**EXERCISE:** Copy out each line exactly as it appears.

(Dataset records)
————————

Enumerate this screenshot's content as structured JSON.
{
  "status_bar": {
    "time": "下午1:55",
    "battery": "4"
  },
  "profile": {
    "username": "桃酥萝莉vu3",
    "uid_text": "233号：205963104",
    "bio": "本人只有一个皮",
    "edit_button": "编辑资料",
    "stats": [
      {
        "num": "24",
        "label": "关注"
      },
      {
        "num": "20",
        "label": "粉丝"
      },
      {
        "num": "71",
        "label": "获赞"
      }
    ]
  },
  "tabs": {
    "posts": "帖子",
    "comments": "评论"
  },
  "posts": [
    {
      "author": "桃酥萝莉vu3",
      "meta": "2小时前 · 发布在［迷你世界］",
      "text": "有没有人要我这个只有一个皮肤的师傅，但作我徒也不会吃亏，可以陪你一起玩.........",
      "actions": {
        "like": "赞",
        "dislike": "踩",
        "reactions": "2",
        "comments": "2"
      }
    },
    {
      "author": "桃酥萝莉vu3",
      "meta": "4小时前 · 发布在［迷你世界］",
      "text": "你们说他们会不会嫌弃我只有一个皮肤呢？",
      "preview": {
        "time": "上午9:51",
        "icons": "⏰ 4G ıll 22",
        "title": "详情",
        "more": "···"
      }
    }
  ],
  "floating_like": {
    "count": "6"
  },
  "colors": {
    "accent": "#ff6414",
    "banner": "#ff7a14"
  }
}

————————

**COMPLETE RESPONSE:**
Enumerate this screenshot's content as structured JSON.
{
  "status_bar": {
    "time": "下午1:55",
    "battery": "4"
  },
  "profile": {
    "username": "桃酥萝莉vu3",
    "uid_text": "233号：205963104",
    "bio": "本人只有一个皮",
    "edit_button": "编辑资料",
    "stats": [
      {
        "num": "24",
        "label": "关注"
      },
      {
        "num": "20",
        "label": "粉丝"
      },
      {
        "num": "71",
        "label": "获赞"
      }
    ]
  },
  "tabs": {
    "posts": "帖子",
    "comments": "评论"
  },
  "posts": [
    {
      "author": "桃酥萝莉vu3",
      "meta": "2小时前 · 发布在［迷你世界］",
      "text": "有没有人要我这个只有一个皮肤的师傅，但作我徒也不会吃亏，可以陪你一起玩.........",
      "actions": {
        "like": "赞",
        "dislike": "踩",
        "reactions": "2",
        "comments": "2"
      }
    },
    {
      "author": "桃酥萝莉vu3",
      "meta": "4小时前 · 发布在［迷你世界］",
      "text": "你们说他们会不会嫌弃我只有一个皮肤呢？",
      "preview": {
        "time": "上午9:51",
        "icons": "⏰ 4G ıll 22",
        "title": "详情",
        "more": "···"
      }
    }
  ],
  "floating_like": {
    "count": "6"
  },
  "colors": {
    "accent": "#ff6414",
    "banner": "#ff7a14"
  }
}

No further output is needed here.